> _What you have to do_:
Copy every line of the entries below character for character, keeping them in the same order.

════════════════════

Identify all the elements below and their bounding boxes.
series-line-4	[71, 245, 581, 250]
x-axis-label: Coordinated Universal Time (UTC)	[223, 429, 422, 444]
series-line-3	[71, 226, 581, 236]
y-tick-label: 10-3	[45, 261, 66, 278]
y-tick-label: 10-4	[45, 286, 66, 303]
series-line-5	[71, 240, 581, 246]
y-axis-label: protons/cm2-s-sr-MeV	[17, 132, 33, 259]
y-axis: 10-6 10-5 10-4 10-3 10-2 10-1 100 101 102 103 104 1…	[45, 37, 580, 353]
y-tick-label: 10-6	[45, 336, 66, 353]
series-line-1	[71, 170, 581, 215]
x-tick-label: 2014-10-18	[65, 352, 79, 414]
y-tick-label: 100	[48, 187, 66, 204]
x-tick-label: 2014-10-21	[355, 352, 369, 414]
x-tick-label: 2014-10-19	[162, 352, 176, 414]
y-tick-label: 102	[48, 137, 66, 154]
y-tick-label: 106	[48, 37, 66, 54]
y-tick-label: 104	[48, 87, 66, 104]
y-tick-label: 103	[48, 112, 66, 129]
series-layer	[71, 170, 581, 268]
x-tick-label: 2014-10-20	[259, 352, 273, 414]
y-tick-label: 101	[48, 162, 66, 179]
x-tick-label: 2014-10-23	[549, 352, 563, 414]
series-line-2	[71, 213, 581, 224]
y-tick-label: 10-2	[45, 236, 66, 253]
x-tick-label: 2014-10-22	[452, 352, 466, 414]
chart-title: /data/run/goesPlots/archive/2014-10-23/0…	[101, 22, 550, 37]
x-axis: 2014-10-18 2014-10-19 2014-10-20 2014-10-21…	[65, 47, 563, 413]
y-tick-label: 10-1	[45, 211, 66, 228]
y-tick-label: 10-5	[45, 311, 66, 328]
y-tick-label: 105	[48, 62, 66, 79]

════════════════════

> _Task output_:
Identify all the elements below and their bounding boxes.
series-line-4	[71, 245, 581, 250]
x-axis-label: Coordinated Universal Time (UTC)	[223, 429, 422, 444]
series-line-3	[71, 226, 581, 236]
y-tick-label: 10-3	[45, 261, 66, 278]
y-tick-label: 10-4	[45, 286, 66, 303]
series-line-5	[71, 240, 581, 246]
y-axis-label: protons/cm2-s-sr-MeV	[17, 132, 33, 259]
y-axis: 10-6 10-5 10-4 10-3 10-2 10-1 100 101 102 103 104 1…	[45, 37, 580, 353]
y-tick-label: 10-6	[45, 336, 66, 353]
series-line-1	[71, 170, 581, 215]
x-tick-label: 2014-10-18	[65, 352, 79, 414]
y-tick-label: 100	[48, 187, 66, 204]
x-tick-label: 2014-10-21	[355, 352, 369, 414]
x-tick-label: 2014-10-19	[162, 352, 176, 414]
y-tick-label: 102	[48, 137, 66, 154]
y-tick-label: 106	[48, 37, 66, 54]
y-tick-label: 104	[48, 87, 66, 104]
y-tick-label: 103	[48, 112, 66, 129]
series-layer	[71, 170, 581, 268]
x-tick-label: 2014-10-20	[259, 352, 273, 414]
y-tick-label: 101	[48, 162, 66, 179]
x-tick-label: 2014-10-23	[549, 352, 563, 414]
series-line-2	[71, 213, 581, 224]
y-tick-label: 10-2	[45, 236, 66, 253]
x-tick-label: 2014-10-22	[452, 352, 466, 414]
chart-title: /data/run/goesPlots/archive/2014-10-23/0…	[101, 22, 550, 37]
x-axis: 2014-10-18 2014-10-19 2014-10-20 2014-10-21…	[65, 47, 563, 413]
y-tick-label: 10-1	[45, 211, 66, 228]
y-tick-label: 10-5	[45, 311, 66, 328]
y-tick-label: 105	[48, 62, 66, 79]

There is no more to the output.